> EXERCISE
Here are some records; copy every line that holds the word "triangle".
═══
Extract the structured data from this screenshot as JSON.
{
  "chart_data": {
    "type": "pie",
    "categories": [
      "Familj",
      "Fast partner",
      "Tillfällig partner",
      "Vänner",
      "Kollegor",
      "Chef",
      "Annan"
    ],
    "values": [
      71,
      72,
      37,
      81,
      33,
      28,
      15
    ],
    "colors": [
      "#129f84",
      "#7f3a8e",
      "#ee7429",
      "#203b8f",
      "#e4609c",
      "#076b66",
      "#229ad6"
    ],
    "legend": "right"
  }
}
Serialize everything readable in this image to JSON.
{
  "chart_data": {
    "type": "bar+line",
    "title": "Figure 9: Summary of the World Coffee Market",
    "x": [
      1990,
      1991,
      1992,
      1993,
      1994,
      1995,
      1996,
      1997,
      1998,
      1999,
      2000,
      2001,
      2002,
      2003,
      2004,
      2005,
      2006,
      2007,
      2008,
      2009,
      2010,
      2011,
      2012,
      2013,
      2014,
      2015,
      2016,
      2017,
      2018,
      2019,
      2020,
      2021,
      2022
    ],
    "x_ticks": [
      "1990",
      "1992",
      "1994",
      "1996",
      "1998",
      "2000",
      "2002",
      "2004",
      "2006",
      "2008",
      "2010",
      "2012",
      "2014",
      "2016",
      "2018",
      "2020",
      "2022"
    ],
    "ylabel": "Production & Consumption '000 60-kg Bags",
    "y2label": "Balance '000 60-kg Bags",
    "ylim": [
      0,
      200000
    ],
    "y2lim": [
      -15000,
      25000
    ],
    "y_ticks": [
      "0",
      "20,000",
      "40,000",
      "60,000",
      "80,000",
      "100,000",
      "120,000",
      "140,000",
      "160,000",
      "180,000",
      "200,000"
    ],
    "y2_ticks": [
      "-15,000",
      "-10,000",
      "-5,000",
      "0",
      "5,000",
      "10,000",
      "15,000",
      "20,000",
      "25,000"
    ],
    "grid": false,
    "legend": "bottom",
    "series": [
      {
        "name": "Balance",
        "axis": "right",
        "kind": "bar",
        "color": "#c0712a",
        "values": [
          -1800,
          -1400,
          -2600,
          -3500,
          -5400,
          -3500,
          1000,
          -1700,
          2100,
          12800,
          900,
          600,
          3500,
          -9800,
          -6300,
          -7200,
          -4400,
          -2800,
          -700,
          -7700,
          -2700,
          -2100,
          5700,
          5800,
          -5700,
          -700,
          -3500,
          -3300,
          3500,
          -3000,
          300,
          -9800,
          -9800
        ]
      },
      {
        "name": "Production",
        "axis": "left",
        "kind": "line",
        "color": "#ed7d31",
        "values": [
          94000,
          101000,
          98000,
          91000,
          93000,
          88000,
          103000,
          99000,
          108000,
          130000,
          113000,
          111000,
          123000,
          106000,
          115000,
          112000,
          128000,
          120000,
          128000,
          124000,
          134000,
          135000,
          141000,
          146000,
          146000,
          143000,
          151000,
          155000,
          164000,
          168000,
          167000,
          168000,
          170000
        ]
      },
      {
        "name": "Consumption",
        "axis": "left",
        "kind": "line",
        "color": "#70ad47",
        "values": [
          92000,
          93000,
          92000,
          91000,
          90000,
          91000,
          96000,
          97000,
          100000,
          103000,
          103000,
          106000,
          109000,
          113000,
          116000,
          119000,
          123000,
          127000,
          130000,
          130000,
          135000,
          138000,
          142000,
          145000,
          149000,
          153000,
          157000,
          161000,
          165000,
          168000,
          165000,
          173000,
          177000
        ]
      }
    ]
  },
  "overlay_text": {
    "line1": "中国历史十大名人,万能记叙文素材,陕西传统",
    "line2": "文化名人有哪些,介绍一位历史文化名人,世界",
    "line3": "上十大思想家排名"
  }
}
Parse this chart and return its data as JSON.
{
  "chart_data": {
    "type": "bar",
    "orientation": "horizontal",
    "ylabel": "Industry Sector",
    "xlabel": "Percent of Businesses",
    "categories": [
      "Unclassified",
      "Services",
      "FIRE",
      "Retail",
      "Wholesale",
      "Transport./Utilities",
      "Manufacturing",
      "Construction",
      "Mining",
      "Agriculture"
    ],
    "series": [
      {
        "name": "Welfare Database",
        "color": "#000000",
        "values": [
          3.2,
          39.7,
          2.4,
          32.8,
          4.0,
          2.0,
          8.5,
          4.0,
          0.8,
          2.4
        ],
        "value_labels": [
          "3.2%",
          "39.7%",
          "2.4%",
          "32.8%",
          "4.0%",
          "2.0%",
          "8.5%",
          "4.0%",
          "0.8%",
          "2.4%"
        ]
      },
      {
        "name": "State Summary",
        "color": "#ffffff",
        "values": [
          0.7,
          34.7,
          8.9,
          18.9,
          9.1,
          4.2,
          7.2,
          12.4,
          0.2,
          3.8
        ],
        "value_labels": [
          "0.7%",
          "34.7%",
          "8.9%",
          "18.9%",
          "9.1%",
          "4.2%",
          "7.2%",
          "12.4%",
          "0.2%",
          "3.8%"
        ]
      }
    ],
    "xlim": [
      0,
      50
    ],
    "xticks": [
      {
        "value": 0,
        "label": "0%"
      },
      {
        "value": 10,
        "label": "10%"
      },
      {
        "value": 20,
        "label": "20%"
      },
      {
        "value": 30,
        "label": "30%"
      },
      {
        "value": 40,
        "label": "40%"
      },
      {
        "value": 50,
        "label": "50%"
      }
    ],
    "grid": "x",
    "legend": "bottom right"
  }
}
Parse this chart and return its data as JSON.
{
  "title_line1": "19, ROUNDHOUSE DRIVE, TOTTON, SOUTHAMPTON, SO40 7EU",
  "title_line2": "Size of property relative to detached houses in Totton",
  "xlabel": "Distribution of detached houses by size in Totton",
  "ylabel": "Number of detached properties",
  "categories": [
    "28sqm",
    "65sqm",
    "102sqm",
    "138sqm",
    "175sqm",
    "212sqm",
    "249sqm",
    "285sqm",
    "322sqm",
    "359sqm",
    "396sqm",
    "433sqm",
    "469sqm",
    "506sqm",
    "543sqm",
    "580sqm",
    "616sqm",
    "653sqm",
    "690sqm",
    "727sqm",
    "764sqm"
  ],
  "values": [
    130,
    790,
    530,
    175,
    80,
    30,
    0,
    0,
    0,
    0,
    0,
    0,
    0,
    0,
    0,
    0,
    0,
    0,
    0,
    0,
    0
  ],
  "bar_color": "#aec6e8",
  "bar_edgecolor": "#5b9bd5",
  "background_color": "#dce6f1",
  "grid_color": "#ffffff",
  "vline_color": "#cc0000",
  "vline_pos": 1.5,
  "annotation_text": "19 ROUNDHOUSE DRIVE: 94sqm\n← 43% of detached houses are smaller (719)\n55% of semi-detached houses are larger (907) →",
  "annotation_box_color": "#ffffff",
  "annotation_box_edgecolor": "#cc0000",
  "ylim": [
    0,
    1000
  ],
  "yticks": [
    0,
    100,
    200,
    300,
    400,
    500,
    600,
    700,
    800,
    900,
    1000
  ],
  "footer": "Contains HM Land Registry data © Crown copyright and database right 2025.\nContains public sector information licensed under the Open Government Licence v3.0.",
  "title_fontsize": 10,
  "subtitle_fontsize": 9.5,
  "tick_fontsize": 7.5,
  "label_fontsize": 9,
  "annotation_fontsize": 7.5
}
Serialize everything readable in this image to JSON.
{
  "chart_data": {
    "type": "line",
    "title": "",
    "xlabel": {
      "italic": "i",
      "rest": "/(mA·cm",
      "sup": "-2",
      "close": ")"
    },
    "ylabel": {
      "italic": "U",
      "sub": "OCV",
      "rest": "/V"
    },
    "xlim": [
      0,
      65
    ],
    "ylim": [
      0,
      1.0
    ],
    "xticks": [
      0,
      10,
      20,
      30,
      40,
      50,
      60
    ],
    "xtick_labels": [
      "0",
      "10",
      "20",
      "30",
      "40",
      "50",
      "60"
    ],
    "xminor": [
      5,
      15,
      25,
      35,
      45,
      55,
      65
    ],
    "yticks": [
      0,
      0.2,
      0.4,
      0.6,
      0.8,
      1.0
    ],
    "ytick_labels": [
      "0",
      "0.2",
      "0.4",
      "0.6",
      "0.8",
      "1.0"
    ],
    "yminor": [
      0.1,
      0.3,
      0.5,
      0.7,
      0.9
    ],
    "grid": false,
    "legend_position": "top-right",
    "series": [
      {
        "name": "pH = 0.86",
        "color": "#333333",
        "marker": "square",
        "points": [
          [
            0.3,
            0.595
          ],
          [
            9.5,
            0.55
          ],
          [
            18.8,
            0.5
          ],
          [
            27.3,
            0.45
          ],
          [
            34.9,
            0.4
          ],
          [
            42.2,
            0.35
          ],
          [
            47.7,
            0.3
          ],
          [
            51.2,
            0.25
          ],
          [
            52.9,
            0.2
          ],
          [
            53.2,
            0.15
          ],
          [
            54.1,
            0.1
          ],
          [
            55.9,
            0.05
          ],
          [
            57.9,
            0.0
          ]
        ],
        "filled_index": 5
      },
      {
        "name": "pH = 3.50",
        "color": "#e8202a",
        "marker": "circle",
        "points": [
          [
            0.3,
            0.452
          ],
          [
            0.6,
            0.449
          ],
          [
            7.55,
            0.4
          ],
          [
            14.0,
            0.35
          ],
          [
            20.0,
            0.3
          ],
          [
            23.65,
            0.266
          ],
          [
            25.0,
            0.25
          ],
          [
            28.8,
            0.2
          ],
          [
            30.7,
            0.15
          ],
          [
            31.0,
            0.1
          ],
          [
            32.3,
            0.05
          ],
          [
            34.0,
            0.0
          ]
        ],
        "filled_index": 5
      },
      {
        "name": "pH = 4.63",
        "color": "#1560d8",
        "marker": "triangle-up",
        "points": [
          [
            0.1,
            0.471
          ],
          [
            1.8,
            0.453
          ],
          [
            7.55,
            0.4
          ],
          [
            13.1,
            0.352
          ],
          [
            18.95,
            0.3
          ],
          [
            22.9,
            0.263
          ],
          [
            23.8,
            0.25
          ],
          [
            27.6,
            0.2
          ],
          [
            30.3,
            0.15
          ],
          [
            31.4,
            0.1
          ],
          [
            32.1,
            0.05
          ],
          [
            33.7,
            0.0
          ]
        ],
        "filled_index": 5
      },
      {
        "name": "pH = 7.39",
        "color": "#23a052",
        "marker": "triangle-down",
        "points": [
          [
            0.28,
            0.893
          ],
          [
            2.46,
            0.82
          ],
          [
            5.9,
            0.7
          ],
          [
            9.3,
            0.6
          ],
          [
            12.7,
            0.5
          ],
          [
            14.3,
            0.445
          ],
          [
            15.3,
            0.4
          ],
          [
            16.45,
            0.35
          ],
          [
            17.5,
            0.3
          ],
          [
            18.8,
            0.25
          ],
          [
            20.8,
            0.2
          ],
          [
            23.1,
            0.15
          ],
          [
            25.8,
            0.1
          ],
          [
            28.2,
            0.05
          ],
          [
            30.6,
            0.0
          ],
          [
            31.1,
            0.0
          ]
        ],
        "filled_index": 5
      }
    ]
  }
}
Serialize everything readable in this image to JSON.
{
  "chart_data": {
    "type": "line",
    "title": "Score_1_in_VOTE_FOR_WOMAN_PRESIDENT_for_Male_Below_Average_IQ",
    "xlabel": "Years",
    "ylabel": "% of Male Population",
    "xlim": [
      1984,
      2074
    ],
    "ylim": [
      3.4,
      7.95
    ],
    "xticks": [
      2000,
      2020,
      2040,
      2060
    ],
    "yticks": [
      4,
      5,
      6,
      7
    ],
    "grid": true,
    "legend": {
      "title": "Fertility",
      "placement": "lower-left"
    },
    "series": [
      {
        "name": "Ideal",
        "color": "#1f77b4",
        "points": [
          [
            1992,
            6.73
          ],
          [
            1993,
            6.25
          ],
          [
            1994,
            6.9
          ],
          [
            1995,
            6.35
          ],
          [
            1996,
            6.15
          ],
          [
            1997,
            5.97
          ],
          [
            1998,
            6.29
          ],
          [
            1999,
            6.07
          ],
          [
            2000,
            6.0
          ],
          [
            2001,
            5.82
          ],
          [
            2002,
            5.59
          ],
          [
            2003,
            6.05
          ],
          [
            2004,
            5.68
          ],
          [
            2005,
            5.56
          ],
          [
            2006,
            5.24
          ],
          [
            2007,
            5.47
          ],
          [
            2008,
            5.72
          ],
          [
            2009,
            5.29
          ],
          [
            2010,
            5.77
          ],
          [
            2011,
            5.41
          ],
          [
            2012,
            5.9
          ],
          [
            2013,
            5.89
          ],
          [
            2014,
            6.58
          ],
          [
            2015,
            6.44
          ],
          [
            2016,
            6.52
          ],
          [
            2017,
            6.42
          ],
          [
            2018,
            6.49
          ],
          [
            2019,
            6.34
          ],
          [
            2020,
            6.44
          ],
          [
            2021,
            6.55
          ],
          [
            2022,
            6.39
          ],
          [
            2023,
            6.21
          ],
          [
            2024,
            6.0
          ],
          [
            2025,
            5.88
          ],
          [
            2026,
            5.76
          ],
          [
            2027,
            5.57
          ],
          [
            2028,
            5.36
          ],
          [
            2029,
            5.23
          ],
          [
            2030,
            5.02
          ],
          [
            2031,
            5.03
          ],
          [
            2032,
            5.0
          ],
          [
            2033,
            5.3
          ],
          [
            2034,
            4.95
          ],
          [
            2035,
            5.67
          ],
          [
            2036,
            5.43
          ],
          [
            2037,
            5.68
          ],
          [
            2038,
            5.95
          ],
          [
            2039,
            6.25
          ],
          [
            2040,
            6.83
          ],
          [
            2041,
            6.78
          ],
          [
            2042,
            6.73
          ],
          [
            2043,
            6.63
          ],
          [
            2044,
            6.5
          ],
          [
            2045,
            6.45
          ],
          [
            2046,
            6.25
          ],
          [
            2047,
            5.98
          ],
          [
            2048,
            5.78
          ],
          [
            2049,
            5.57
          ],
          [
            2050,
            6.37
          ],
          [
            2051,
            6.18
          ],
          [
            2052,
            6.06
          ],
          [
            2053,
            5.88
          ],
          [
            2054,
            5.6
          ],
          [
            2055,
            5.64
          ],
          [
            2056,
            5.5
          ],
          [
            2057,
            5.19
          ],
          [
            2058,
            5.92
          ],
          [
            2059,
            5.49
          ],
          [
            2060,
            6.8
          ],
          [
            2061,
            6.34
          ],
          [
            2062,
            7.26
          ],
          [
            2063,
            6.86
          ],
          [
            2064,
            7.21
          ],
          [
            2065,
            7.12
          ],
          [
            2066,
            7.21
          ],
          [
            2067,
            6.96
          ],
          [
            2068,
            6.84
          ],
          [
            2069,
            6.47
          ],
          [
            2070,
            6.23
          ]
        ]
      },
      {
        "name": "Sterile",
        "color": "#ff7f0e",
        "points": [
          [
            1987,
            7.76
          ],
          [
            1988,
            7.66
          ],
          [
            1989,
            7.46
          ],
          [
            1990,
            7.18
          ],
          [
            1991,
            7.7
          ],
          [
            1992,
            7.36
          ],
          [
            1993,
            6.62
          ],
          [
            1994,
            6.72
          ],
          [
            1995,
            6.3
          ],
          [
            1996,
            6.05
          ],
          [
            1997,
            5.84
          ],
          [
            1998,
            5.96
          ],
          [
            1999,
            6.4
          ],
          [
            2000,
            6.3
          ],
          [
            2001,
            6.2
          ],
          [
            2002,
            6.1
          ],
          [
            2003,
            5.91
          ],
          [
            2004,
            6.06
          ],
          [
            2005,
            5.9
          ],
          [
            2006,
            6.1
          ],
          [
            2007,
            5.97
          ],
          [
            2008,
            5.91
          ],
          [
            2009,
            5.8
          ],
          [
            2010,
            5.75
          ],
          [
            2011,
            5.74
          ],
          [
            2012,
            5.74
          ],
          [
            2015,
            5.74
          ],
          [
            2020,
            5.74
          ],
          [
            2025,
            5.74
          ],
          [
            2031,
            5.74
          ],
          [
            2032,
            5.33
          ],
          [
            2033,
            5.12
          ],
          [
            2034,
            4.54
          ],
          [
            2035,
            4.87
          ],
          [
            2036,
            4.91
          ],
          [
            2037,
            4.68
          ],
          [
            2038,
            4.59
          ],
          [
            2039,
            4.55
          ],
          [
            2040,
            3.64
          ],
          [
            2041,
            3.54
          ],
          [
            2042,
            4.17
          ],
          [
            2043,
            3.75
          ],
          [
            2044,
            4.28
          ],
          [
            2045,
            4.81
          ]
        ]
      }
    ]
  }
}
═══
> SOLUTION
        "marker": "triangle-up",
        "marker": "triangle-down",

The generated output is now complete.